▶ [To do]
Search the data below for the word "category" and copy each line that holds it.
.....
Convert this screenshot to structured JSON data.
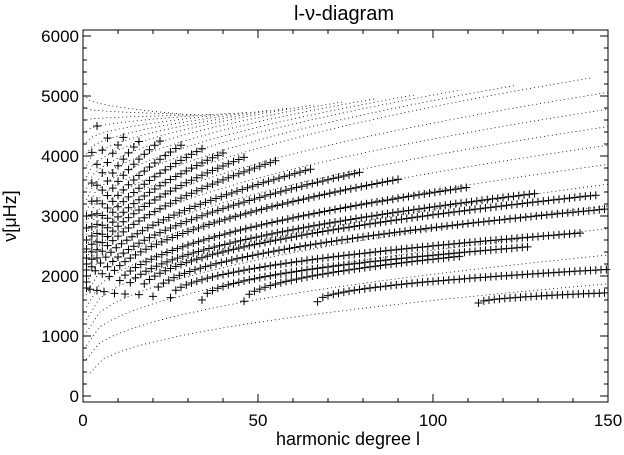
{
  "chart_data": {
    "type": "scatter",
    "title": "l-ν-diagram",
    "xlabel": "harmonic degree l",
    "ylabel": "ν[μHz]",
    "xlim": [
      0,
      150
    ],
    "ylim": [
      -100,
      6100
    ],
    "x_ticks": [
      0,
      50,
      100,
      150
    ],
    "y_ticks": [
      0,
      1000,
      2000,
      3000,
      4000,
      5000,
      6000
    ],
    "grid": false,
    "legend": "none",
    "series": [
      {
        "style": "dotted-line",
        "color": "#000000",
        "ridges": [
          {
            "x": [
              2,
              150
            ],
            "y": [
              380,
              1870
            ]
          },
          {
            "x": [
              1,
              150
            ],
            "y": [
              610,
              2350
            ]
          },
          {
            "x": [
              1,
              150
            ],
            "y": [
              840,
              2790
            ]
          },
          {
            "x": [
              1,
              150
            ],
            "y": [
              1060,
              3170
            ]
          },
          {
            "x": [
              1,
              150
            ],
            "y": [
              1270,
              3530
            ]
          },
          {
            "x": [
              1,
              150
            ],
            "y": [
              1480,
              3860
            ]
          },
          {
            "x": [
              1,
              150
            ],
            "y": [
              1690,
              4180
            ]
          },
          {
            "x": [
              1,
              150
            ],
            "y": [
              1890,
              4490
            ]
          },
          {
            "x": [
              1,
              150
            ],
            "y": [
              2090,
              4780
            ]
          },
          {
            "x": [
              1,
              150
            ],
            "y": [
              2290,
              5060
            ]
          },
          {
            "x": [
              1,
              145
            ],
            "y": [
              2490,
              5300
            ]
          },
          {
            "x": [
              1,
              124
            ],
            "y": [
              2690,
              5180
            ]
          },
          {
            "x": [
              1,
              108
            ],
            "y": [
              2890,
              5100
            ]
          },
          {
            "x": [
              1,
              95
            ],
            "y": [
              3080,
              5020
            ]
          },
          {
            "x": [
              1,
              84
            ],
            "y": [
              3270,
              4960
            ]
          },
          {
            "x": [
              1,
              74
            ],
            "y": [
              3460,
              4900
            ]
          },
          {
            "x": [
              1,
              66
            ],
            "y": [
              3650,
              4850
            ]
          },
          {
            "x": [
              1,
              59
            ],
            "y": [
              3840,
              4800
            ]
          },
          {
            "x": [
              1,
              53
            ],
            "y": [
              4030,
              4760
            ]
          },
          {
            "x": [
              1,
              47
            ],
            "y": [
              4220,
              4730
            ]
          },
          {
            "x": [
              1,
              42
            ],
            "y": [
              4410,
              4710
            ]
          },
          {
            "x": [
              1,
              37
            ],
            "y": [
              4600,
              4690
            ]
          },
          {
            "x": [
              1,
              32
            ],
            "y": [
              4790,
              4690
            ]
          },
          {
            "x": [
              1,
              28
            ],
            "y": [
              4980,
              4700
            ]
          }
        ]
      },
      {
        "style": "plus-markers",
        "color": "#000000",
        "ridges": [
          {
            "x": [
              113,
              150
            ],
            "y": [
              1550,
              1720
            ]
          },
          {
            "x": [
              67,
              150
            ],
            "y": [
              1570,
              2110
            ]
          },
          {
            "x": [
              46,
              108
            ],
            "y": [
              1580,
              2330
            ]
          },
          {
            "x": [
              34,
              128
            ],
            "y": [
              1600,
              2490
            ]
          },
          {
            "x": [
              25,
              143
            ],
            "y": [
              1640,
              2720
            ]
          },
          {
            "x": [
              20,
              150
            ],
            "y": [
              1660,
              3120
            ]
          },
          {
            "x": [
              16,
              147
            ],
            "y": [
              1690,
              3350
            ]
          },
          {
            "x": [
              12,
              130
            ],
            "y": [
              1700,
              3380
            ]
          },
          {
            "x": [
              9,
              110
            ],
            "y": [
              1710,
              3480
            ]
          },
          {
            "x": [
              6,
              90
            ],
            "y": [
              1740,
              3610
            ]
          },
          {
            "x": [
              4,
              80
            ],
            "y": [
              1760,
              3740
            ]
          },
          {
            "x": [
              2,
              65
            ],
            "y": [
              1780,
              3780
            ]
          },
          {
            "x": [
              1,
              55
            ],
            "y": [
              1800,
              3920
            ]
          },
          {
            "x": [
              1,
              47
            ],
            "y": [
              1900,
              4000
            ]
          },
          {
            "x": [
              1,
              40
            ],
            "y": [
              2000,
              4050
            ]
          },
          {
            "x": [
              1,
              34
            ],
            "y": [
              2100,
              4120
            ]
          },
          {
            "x": [
              1,
              28
            ],
            "y": [
              2200,
              4180
            ]
          },
          {
            "x": [
              1,
              22
            ],
            "y": [
              2300,
              4250
            ]
          },
          {
            "x": [
              1,
              17
            ],
            "y": [
              2450,
              4300
            ]
          },
          {
            "x": [
              1,
              12
            ],
            "y": [
              2600,
              4350
            ]
          },
          {
            "x": [
              1,
              8
            ],
            "y": [
              2800,
              4420
            ]
          },
          {
            "x": [
              1,
              4
            ],
            "y": [
              3000,
              4500
            ]
          }
        ]
      }
    ]
  }
}
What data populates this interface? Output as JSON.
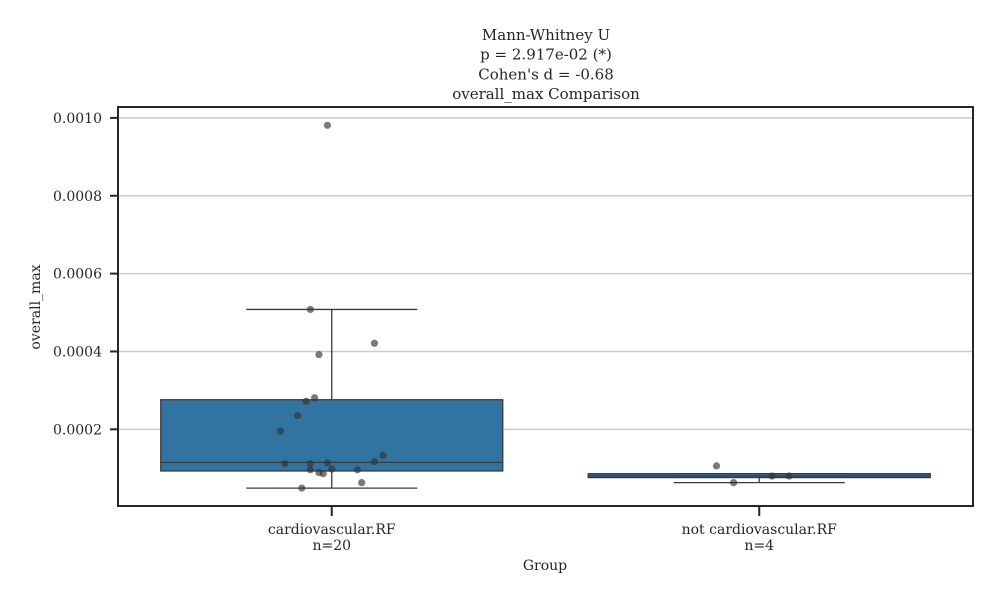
{
  "chart_data": {
    "type": "box",
    "title_lines": [
      "Mann-Whitney U",
      "p = 2.917e-02 (*)",
      "Cohen's d = -0.68",
      "overall_max Comparison"
    ],
    "xlabel": "Group",
    "ylabel": "overall_max",
    "ylim": [
      3e-06,
      0.001028
    ],
    "yticks": [
      0.0002,
      0.0004,
      0.0006,
      0.0008,
      0.001
    ],
    "ytick_labels": [
      "0.0002",
      "0.0004",
      "0.0006",
      "0.0008",
      "0.0010"
    ],
    "grid": true,
    "box_color": "#3274a1",
    "point_color": "#333333",
    "groups": [
      {
        "category": "cardiovascular.RF",
        "n_label": "n=20",
        "whisker_low": 4.9e-05,
        "q1": 9.3e-05,
        "median": 0.000115,
        "q3": 0.000276,
        "whisker_high": 0.000508,
        "points": [
          {
            "offset": -0.01,
            "y": 0.000981
          },
          {
            "offset": -0.05,
            "y": 0.000508
          },
          {
            "offset": 0.1,
            "y": 0.000421
          },
          {
            "offset": -0.03,
            "y": 0.000392
          },
          {
            "offset": -0.04,
            "y": 0.000281
          },
          {
            "offset": -0.06,
            "y": 0.000272
          },
          {
            "offset": -0.08,
            "y": 0.000235
          },
          {
            "offset": -0.12,
            "y": 0.000195
          },
          {
            "offset": 0.12,
            "y": 0.000133
          },
          {
            "offset": -0.11,
            "y": 0.000112
          },
          {
            "offset": -0.05,
            "y": 0.000112
          },
          {
            "offset": -0.01,
            "y": 0.000114
          },
          {
            "offset": 0.1,
            "y": 0.000117
          },
          {
            "offset": -0.05,
            "y": 9.6e-05
          },
          {
            "offset": 0.06,
            "y": 9.6e-05
          },
          {
            "offset": 0.0,
            "y": 9.8e-05
          },
          {
            "offset": -0.03,
            "y": 8.9e-05
          },
          {
            "offset": -0.02,
            "y": 8.6e-05
          },
          {
            "offset": 0.07,
            "y": 6.3e-05
          },
          {
            "offset": -0.07,
            "y": 4.9e-05
          }
        ]
      },
      {
        "category": "not cardiovascular.RF",
        "n_label": "n=4",
        "whisker_low": 6.3e-05,
        "q1": 7.6e-05,
        "median": 8e-05,
        "q3": 8.6e-05,
        "whisker_high": 8.6e-05,
        "points": [
          {
            "offset": -0.1,
            "y": 0.000106
          },
          {
            "offset": 0.03,
            "y": 8e-05
          },
          {
            "offset": 0.07,
            "y": 8e-05
          },
          {
            "offset": -0.06,
            "y": 6.3e-05
          }
        ]
      }
    ]
  }
}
.....
▶ [In response]
        "category": "cardiovascular.RF",
        "category": "not cardiovascular.RF",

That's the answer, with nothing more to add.